» **TASK INSTRUCTIONS**: Copy out every line that contains the word "JSON".

----- EXCERPTED RECORDS

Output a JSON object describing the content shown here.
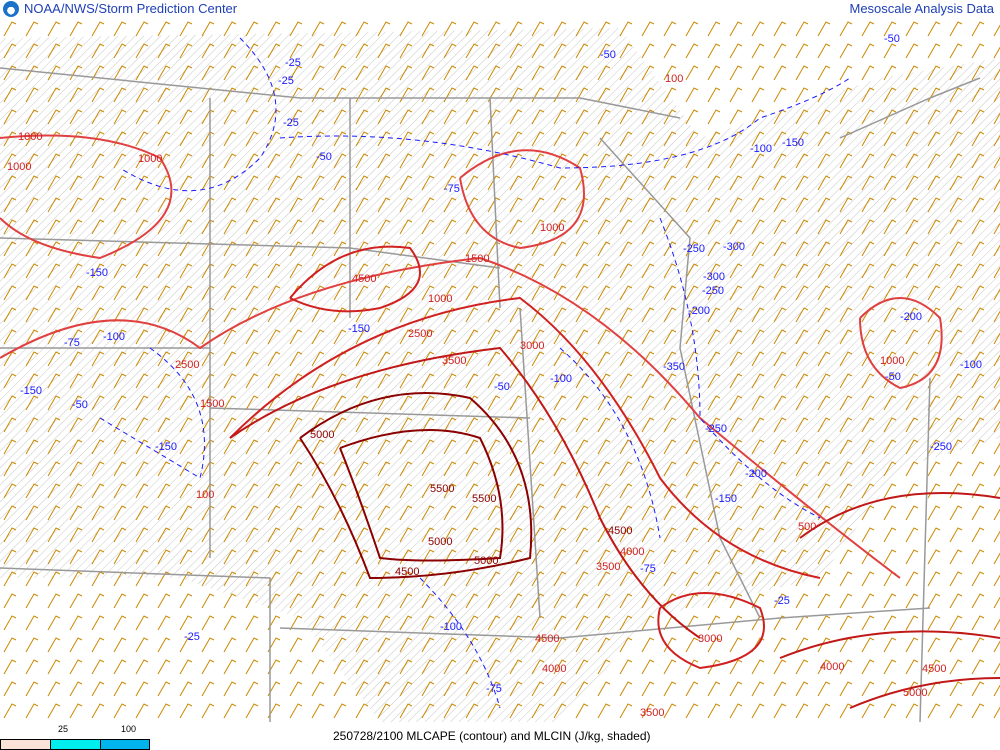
{
  "header": {
    "agency": "NOAA/NWS/Storm Prediction Center",
    "product_group": "Mesoscale Analysis Data",
    "logo_icon": "noaa-logo"
  },
  "footer": {
    "caption": "250728/2100 MLCAPE (contour) and MLCIN (J/kg, shaded)",
    "legend": {
      "ticks": [
        "25",
        "100"
      ],
      "colors": [
        "#fbe2d8",
        "#00eeee",
        "#00b4ee"
      ]
    }
  },
  "map": {
    "colors": {
      "cape_contour": "#d02020",
      "cape_high": "#8b0000",
      "cin_dashed": "#1a1aff",
      "wind_barbs": "#cc8800",
      "borders": "#999999"
    },
    "cape_labels": [
      "1000",
      "1000",
      "1000",
      "1500",
      "2500",
      "3000",
      "3500",
      "4500",
      "5000",
      "5500",
      "5500",
      "5000",
      "4500",
      "5000",
      "4500",
      "4000",
      "3500",
      "3000",
      "4000",
      "4500",
      "5000",
      "4500",
      "4000",
      "3500",
      "2500",
      "1500",
      "1000",
      "1000",
      "500",
      "1000",
      "100",
      "100"
    ],
    "cin_labels": [
      "-25",
      "-50",
      "-25",
      "-25",
      "-50",
      "-50",
      "-75",
      "-100",
      "-150",
      "-100",
      "-75",
      "-150",
      "-100",
      "-150",
      "-50",
      "-150",
      "-200",
      "-250",
      "-350",
      "-300",
      "-250",
      "-300",
      "-250",
      "-200",
      "-150",
      "-100",
      "-75",
      "-50",
      "-25",
      "-150",
      "-200",
      "-250",
      "-100",
      "-75",
      "-50",
      "-25"
    ]
  }
}
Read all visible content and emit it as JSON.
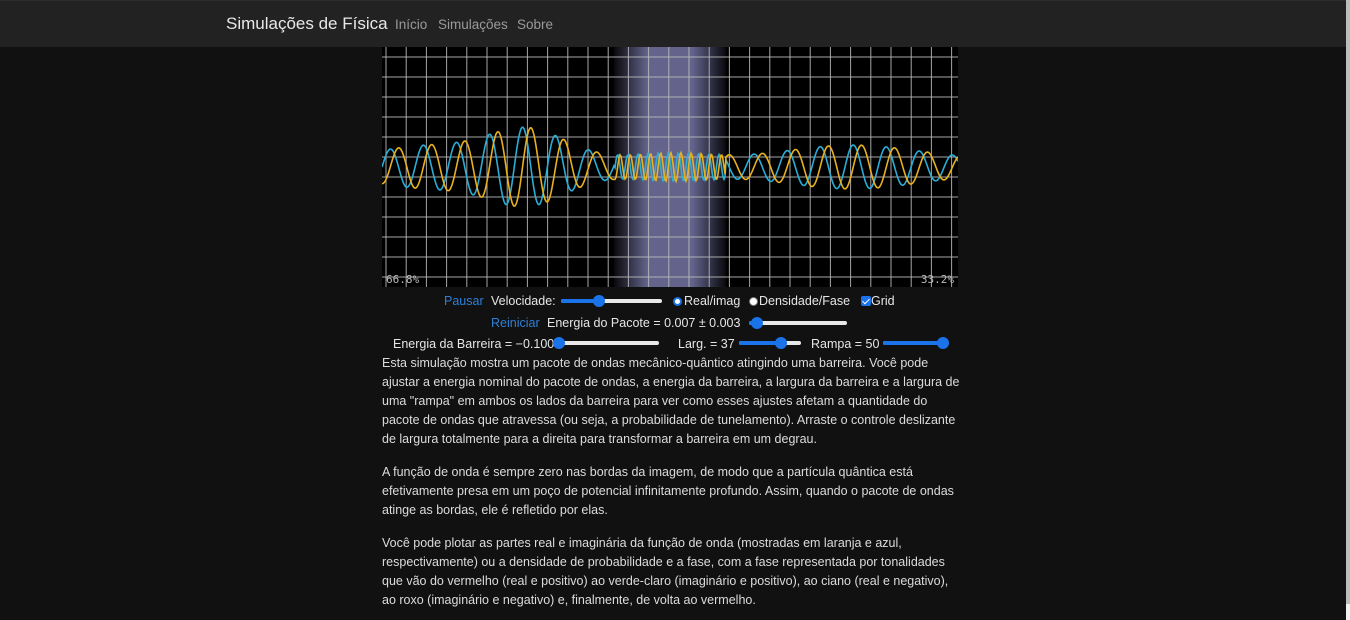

----------

» **ANSWER TO THIS EXERCISE**:
Output a JSON object describing the content shown here.
Read all visible content and emit it as JSON.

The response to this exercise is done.